> WHAT THIS TASK INVOLVES: In the material below, repeat only the lines from the one that holds "Convert this document image to plain text." through the final line, exactly as they stand.

> EXTRACTED DATA:
— Start —

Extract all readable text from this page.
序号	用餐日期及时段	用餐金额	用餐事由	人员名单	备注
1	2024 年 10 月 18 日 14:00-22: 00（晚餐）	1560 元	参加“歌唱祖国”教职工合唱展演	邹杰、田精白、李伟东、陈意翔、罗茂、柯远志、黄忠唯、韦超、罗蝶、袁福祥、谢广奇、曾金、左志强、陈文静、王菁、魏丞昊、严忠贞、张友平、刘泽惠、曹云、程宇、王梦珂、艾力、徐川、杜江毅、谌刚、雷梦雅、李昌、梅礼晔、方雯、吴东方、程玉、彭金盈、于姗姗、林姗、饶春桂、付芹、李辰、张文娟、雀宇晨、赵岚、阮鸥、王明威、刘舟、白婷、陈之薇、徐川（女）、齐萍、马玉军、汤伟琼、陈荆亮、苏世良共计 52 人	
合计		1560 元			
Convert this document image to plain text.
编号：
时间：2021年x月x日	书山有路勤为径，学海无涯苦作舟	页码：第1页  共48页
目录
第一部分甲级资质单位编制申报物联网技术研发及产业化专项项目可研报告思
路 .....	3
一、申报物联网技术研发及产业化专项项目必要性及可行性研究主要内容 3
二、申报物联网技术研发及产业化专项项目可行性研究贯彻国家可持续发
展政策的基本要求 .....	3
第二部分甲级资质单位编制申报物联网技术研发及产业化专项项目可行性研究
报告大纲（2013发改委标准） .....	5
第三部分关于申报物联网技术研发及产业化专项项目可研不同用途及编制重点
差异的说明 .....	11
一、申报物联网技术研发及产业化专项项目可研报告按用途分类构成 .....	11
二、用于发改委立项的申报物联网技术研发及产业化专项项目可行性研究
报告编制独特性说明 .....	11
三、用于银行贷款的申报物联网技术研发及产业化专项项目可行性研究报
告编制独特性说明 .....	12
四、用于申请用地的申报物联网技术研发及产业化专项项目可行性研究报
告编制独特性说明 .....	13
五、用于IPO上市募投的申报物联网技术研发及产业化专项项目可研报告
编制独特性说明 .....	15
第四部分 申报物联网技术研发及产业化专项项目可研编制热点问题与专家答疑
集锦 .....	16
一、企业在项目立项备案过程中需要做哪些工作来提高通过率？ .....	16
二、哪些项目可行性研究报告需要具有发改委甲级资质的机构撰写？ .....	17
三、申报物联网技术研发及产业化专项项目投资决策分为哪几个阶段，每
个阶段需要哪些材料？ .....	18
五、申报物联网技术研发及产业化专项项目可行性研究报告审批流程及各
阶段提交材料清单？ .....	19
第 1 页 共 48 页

— End —

> FINAL RESULT:
Convert this document image to plain text.
编号：
时间：2021年x月x日	书山有路勤为径，学海无涯苦作舟	页码：第1页  共48页
目录
第一部分甲级资质单位编制申报物联网技术研发及产业化专项项目可研报告思
路 .....	3
一、申报物联网技术研发及产业化专项项目必要性及可行性研究主要内容 3
二、申报物联网技术研发及产业化专项项目可行性研究贯彻国家可持续发
展政策的基本要求 .....	3
第二部分甲级资质单位编制申报物联网技术研发及产业化专项项目可行性研究
报告大纲（2013发改委标准） .....	5
第三部分关于申报物联网技术研发及产业化专项项目可研不同用途及编制重点
差异的说明 .....	11
一、申报物联网技术研发及产业化专项项目可研报告按用途分类构成 .....	11
二、用于发改委立项的申报物联网技术研发及产业化专项项目可行性研究
报告编制独特性说明 .....	11
三、用于银行贷款的申报物联网技术研发及产业化专项项目可行性研究报
告编制独特性说明 .....	12
四、用于申请用地的申报物联网技术研发及产业化专项项目可行性研究报
告编制独特性说明 .....	13
五、用于IPO上市募投的申报物联网技术研发及产业化专项项目可研报告
编制独特性说明 .....	15
第四部分 申报物联网技术研发及产业化专项项目可研编制热点问题与专家答疑
集锦 .....	16
一、企业在项目立项备案过程中需要做哪些工作来提高通过率？ .....	16
二、哪些项目可行性研究报告需要具有发改委甲级资质的机构撰写？ .....	17
三、申报物联网技术研发及产业化专项项目投资决策分为哪几个阶段，每
个阶段需要哪些材料？ .....	18
五、申报物联网技术研发及产业化专项项目可行性研究报告审批流程及各
阶段提交材料清单？ .....	19
第 1 页 共 48 页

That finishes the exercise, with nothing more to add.